(Element and coordinate records)

------------------------

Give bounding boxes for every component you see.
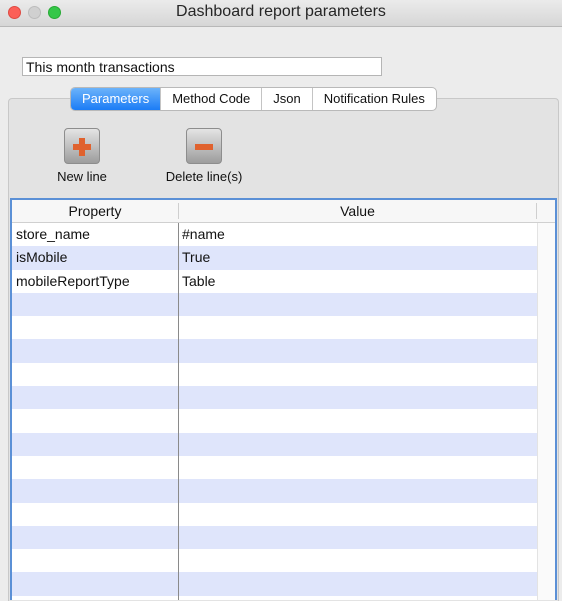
value-cell[interactable]	[178, 386, 536, 409]
column-header-value[interactable]: Value	[179, 200, 536, 222]
value-cell[interactable]	[178, 596, 536, 600]
new-line-button[interactable]: New line	[48, 128, 116, 184]
value-cell[interactable]	[178, 503, 536, 526]
delete-lines-label: Delete line(s)	[165, 169, 243, 184]
table-row[interactable]	[12, 479, 537, 503]
value-cell[interactable]	[178, 363, 536, 386]
window-title: Dashboard report parameters	[176, 3, 386, 20]
table-row[interactable]	[12, 503, 537, 526]
table-row[interactable]	[12, 409, 537, 432]
table-row[interactable]	[12, 549, 537, 572]
parameters-table[interactable]: Property Value store_name #name isMobile T…	[10, 198, 557, 600]
value-cell[interactable]	[178, 456, 536, 479]
delete-lines-button[interactable]: Delete line(s)	[155, 128, 253, 184]
column-header-property[interactable]: Property	[12, 200, 178, 222]
table-row[interactable]	[12, 456, 537, 479]
value-cell[interactable]	[178, 433, 536, 456]
tab-method-code[interactable]: Method Code	[160, 88, 261, 110]
value-cell[interactable]	[178, 293, 536, 316]
value-cell[interactable]	[178, 572, 536, 595]
minus-icon	[186, 128, 222, 164]
report-name-field[interactable]	[22, 57, 382, 76]
value-cell[interactable]	[178, 316, 536, 339]
property-cell[interactable]	[12, 549, 178, 572]
value-cell[interactable]: #name	[178, 223, 536, 246]
value-cell[interactable]	[178, 479, 536, 502]
value-cell[interactable]: True	[178, 246, 536, 269]
table-row[interactable]: store_name #name	[12, 223, 537, 246]
column-divider[interactable]	[536, 203, 537, 219]
vertical-scrollbar[interactable]	[537, 223, 555, 600]
property-cell[interactable]	[12, 363, 178, 386]
table-row[interactable]	[12, 386, 537, 410]
property-cell[interactable]	[12, 433, 178, 456]
property-cell[interactable]	[12, 339, 178, 362]
table-row[interactable]	[12, 572, 537, 596]
table-row[interactable]	[12, 292, 537, 317]
new-line-label: New line	[57, 169, 107, 184]
value-cell[interactable]	[178, 409, 536, 432]
property-cell[interactable]: mobileReportType	[12, 270, 178, 293]
property-cell[interactable]	[12, 572, 178, 595]
property-cell[interactable]	[12, 456, 178, 479]
value-cell[interactable]	[178, 339, 536, 362]
table-row[interactable]	[12, 339, 537, 363]
value-cell[interactable]: Table	[178, 270, 536, 293]
table-row[interactable]: isMobile True	[12, 246, 537, 270]
property-cell[interactable]	[12, 386, 178, 409]
tab-json[interactable]: Json	[261, 88, 311, 110]
column-separator	[178, 223, 179, 600]
plus-icon	[64, 128, 100, 164]
table-row[interactable]	[12, 525, 537, 550]
property-cell[interactable]: isMobile	[12, 246, 178, 269]
property-cell[interactable]	[12, 293, 178, 316]
property-cell[interactable]	[12, 409, 178, 432]
value-cell[interactable]	[178, 549, 536, 572]
table-header: Property Value	[12, 200, 555, 223]
property-cell[interactable]: store_name	[12, 223, 178, 246]
tab-notification-rules[interactable]: Notification Rules	[311, 88, 436, 110]
table-row[interactable]	[12, 363, 537, 386]
property-cell[interactable]	[12, 316, 178, 339]
property-cell[interactable]	[12, 503, 178, 526]
table-row[interactable]	[12, 432, 537, 456]
property-cell[interactable]	[12, 479, 178, 502]
title-bar: Dashboard report parameters	[0, 0, 562, 27]
table-body: store_name #name isMobile True mobileRepor…	[12, 223, 537, 600]
table-row[interactable]	[12, 316, 537, 339]
table-row[interactable]	[12, 596, 537, 600]
tab-bar: Parameters Method Code Json Notification…	[70, 87, 437, 111]
property-cell[interactable]	[12, 596, 178, 600]
table-row[interactable]: mobileReportType Table	[12, 270, 537, 293]
value-cell[interactable]	[178, 526, 536, 549]
tab-parameters[interactable]: Parameters	[71, 88, 161, 110]
property-cell[interactable]	[12, 526, 178, 549]
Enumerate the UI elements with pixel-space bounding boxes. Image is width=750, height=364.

------------------------

▸ Task objective
Please copy the entries character for character, from the line containing "386, 536, 409]" through the line containing "456, 537, 479]", including both of those lines.

▸ Solution to the exercise
value-cell[interactable]	[178, 386, 536, 409]
column-header-value[interactable]: Value	[179, 200, 536, 222]
value-cell[interactable]	[178, 596, 536, 600]
new-line-button[interactable]: New line	[48, 128, 116, 184]
value-cell[interactable]	[178, 503, 536, 526]
delete-lines-label: Delete line(s)	[165, 169, 243, 184]
table-row[interactable]	[12, 479, 537, 503]
value-cell[interactable]	[178, 363, 536, 386]
window-title: Dashboard report parameters	[176, 3, 386, 20]
table-row[interactable]	[12, 503, 537, 526]
table-row[interactable]	[12, 409, 537, 432]
table-row[interactable]	[12, 549, 537, 572]
parameters-table[interactable]: Property Value store_name #name isMobile T…	[10, 198, 557, 600]
value-cell[interactable]	[178, 456, 536, 479]
delete-lines-button[interactable]: Delete line(s)	[155, 128, 253, 184]
column-header-property[interactable]: Property	[12, 200, 178, 222]
table-row[interactable]	[12, 456, 537, 479]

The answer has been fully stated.